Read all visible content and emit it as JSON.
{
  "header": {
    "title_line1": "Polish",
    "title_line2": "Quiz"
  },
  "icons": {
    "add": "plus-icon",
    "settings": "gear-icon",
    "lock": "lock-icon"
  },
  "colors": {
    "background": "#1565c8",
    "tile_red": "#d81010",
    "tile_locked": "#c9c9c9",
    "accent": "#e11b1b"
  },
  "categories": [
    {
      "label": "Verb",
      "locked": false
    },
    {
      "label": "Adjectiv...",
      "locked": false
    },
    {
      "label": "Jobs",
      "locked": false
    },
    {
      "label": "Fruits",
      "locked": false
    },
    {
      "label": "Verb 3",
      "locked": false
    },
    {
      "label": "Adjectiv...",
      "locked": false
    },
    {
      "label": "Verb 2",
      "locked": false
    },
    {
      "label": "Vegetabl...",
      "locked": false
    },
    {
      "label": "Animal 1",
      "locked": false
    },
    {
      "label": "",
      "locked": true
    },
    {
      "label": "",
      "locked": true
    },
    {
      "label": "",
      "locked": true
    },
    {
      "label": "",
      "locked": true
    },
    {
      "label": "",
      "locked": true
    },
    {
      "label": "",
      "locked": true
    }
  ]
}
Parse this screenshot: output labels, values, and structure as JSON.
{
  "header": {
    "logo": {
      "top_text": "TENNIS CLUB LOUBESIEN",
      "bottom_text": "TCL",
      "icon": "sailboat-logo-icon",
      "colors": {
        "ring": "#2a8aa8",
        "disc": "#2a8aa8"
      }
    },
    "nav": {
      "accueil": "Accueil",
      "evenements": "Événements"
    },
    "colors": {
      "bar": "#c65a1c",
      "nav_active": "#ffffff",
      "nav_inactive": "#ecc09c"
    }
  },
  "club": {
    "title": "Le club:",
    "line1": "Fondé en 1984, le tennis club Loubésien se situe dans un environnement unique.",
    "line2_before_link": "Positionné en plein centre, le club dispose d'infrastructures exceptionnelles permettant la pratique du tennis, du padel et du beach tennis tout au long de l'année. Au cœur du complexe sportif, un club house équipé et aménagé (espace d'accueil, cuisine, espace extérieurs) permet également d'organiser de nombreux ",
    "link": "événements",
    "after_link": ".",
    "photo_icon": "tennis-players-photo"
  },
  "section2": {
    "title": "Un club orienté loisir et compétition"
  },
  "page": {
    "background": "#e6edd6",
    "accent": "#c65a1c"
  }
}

· · ·

## Prompt
Output each record precisely as given.

## Solution
Read all visible content and emit it as JSON.
{
  "header": {
    "title_line1": "Polish",
    "title_line2": "Quiz"
  },
  "icons": {
    "add": "plus-icon",
    "settings": "gear-icon",
    "lock": "lock-icon"
  },
  "colors": {
    "background": "#1565c8",
    "tile_red": "#d81010",
    "tile_locked": "#c9c9c9",
    "accent": "#e11b1b"
  },
  "categories": [
    {
      "label": "Verb",
      "locked": false
    },
    {
      "label": "Adjectiv...",
      "locked": false
    },
    {
      "label": "Jobs",
      "locked": false
    },
    {
      "label": "Fruits",
      "locked": false
    },
    {
      "label": "Verb 3",
      "locked": false
    },
    {
      "label": "Adjectiv...",
      "locked": false
    },
    {
      "label": "Verb 2",
      "locked": false
    },
    {
      "label": "Vegetabl...",
      "locked": false
    },
    {
      "label": "Animal 1",
      "locked": false
    },
    {
      "label": "",
      "locked": true
    },
    {
      "label": "",
      "locked": true
    },
    {
      "label": "",
      "locked": true
    },
    {
      "label": "",
      "locked": true
    },
    {
      "label": "",
      "locked": true
    },
    {
      "label": "",
      "locked": true
    }
  ]
}
Parse this screenshot: output labels, values, and structure as JSON.
{
  "header": {
    "logo": {
      "top_text": "TENNIS CLUB LOUBESIEN",
      "bottom_text": "TCL",
      "icon": "sailboat-logo-icon",
      "colors": {
        "ring": "#2a8aa8",
        "disc": "#2a8aa8"
      }
    },
    "nav": {
      "accueil": "Accueil",
      "evenements": "Événements"
    },
    "colors": {
      "bar": "#c65a1c",
      "nav_active": "#ffffff",
      "nav_inactive": "#ecc09c"
    }
  },
  "club": {
    "title": "Le club:",
    "line1": "Fondé en 1984, le tennis club Loubésien se situe dans un environnement unique.",
    "line2_before_link": "Positionné en plein centre, le club dispose d'infrastructures exceptionnelles permettant la pratique du tennis, du padel et du beach tennis tout au long de l'année. Au cœur du complexe sportif, un club house équipé et aménagé (espace d'accueil, cuisine, espace extérieurs) permet également d'organiser de nombreux ",
    "link": "événements",
    "after_link": ".",
    "photo_icon": "tennis-players-photo"
  },
  "section2": {
    "title": "Un club orienté loisir et compétition"
  },
  "page": {
    "background": "#e6edd6",
    "accent": "#c65a1c"
  }
}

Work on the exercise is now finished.